Records about charts and figures

* BEGIN *

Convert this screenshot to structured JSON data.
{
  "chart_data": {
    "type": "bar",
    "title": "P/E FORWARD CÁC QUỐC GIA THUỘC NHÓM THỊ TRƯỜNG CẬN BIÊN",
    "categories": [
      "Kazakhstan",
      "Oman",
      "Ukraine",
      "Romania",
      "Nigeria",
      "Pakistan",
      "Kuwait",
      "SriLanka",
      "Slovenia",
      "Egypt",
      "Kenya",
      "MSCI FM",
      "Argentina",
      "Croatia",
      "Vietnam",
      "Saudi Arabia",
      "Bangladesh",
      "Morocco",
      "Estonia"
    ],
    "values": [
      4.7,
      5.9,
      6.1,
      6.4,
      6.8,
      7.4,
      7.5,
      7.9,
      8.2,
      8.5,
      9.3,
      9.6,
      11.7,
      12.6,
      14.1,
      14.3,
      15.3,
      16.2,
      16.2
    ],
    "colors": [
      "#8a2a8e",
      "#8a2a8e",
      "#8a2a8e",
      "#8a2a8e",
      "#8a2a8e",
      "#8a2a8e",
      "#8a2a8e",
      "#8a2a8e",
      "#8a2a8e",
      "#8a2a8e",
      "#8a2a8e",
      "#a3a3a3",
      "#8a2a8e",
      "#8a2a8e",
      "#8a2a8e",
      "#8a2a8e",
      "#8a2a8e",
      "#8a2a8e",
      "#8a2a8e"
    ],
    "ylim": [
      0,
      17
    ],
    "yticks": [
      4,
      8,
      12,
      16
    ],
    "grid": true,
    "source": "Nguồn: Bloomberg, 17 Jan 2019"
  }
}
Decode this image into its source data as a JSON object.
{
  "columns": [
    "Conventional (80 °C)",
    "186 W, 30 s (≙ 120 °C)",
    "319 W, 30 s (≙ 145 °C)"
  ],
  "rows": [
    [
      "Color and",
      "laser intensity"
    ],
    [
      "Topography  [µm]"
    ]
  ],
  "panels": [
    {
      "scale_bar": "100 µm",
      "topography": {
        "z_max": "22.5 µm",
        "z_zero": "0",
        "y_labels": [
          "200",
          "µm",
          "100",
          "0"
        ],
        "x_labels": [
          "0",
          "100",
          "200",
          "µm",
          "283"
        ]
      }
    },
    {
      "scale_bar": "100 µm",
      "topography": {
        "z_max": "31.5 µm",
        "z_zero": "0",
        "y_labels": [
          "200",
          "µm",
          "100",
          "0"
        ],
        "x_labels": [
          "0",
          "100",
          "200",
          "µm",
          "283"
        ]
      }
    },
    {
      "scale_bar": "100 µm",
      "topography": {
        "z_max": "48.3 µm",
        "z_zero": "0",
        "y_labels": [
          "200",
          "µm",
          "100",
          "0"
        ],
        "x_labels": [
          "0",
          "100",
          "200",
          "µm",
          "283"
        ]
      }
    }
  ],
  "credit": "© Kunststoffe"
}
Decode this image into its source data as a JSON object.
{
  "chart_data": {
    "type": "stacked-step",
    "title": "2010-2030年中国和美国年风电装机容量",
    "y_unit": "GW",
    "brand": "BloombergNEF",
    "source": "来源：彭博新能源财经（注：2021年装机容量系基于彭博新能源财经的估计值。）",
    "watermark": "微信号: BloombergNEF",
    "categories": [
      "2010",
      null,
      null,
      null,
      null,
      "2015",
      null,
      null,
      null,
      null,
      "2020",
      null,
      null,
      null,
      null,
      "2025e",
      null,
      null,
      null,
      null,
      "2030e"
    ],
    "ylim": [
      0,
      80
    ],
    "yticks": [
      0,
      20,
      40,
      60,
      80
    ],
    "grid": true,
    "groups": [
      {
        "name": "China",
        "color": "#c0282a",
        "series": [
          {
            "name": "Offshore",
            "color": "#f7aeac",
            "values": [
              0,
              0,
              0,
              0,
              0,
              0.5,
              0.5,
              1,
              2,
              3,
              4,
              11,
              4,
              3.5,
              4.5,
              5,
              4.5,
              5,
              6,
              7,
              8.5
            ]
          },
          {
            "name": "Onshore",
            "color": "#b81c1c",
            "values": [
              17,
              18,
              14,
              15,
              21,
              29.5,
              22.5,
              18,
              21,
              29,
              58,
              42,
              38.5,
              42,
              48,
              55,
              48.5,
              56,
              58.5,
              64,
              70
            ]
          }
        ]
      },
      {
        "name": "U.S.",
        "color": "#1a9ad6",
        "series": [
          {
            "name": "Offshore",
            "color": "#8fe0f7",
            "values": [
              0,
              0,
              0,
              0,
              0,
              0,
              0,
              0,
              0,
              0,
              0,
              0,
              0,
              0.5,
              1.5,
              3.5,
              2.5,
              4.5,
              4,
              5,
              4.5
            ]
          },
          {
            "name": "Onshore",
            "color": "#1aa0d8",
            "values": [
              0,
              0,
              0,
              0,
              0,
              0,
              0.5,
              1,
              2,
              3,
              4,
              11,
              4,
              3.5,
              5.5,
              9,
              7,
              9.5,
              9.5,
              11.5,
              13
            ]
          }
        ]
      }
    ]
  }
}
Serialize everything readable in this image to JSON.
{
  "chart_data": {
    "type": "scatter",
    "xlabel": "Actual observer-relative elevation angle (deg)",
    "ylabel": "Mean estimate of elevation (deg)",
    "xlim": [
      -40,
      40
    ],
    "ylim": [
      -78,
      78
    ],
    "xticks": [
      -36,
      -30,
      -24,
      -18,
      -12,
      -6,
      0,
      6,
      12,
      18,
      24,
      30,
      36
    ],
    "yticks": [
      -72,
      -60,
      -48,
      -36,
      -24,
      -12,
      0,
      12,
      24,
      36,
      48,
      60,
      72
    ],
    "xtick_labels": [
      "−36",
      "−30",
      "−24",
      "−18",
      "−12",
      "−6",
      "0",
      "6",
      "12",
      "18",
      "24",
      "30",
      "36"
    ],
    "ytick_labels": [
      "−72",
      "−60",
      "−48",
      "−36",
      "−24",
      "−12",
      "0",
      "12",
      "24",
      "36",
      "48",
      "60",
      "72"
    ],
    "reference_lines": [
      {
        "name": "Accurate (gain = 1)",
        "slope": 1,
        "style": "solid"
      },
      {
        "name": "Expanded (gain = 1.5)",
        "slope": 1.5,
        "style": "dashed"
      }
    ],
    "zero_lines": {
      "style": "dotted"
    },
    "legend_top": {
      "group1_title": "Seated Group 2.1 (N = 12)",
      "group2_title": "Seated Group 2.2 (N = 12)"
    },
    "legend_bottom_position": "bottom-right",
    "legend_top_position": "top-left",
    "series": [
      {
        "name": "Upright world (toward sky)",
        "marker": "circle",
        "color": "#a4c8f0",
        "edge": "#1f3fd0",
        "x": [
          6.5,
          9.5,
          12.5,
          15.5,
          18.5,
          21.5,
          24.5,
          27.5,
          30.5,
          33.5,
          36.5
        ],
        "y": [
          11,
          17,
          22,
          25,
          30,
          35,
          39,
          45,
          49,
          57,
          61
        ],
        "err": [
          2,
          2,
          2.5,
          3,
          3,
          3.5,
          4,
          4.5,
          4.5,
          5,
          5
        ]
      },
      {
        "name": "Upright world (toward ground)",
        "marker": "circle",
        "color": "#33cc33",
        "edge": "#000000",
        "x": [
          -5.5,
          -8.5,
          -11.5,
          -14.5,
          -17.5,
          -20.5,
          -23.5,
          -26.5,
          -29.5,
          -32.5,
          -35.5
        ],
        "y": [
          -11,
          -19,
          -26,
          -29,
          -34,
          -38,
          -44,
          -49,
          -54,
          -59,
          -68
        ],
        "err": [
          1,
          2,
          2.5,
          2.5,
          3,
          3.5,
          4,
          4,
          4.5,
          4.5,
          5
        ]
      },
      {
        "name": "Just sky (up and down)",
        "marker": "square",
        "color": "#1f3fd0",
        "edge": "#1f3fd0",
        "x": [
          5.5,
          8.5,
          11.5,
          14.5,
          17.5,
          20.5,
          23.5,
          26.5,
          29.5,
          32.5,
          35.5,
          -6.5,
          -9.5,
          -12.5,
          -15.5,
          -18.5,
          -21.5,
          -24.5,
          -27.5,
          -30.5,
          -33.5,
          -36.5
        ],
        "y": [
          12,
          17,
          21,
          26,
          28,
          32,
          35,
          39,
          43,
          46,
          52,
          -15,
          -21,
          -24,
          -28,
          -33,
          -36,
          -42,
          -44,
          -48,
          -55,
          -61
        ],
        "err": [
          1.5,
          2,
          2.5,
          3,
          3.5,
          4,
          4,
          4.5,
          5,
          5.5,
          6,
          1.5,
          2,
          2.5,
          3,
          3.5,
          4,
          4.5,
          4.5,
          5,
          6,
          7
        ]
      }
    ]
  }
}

* END *

What you should do: Within the records, how many lines include "type"? The answer is the number and nothing else.

Task output: 3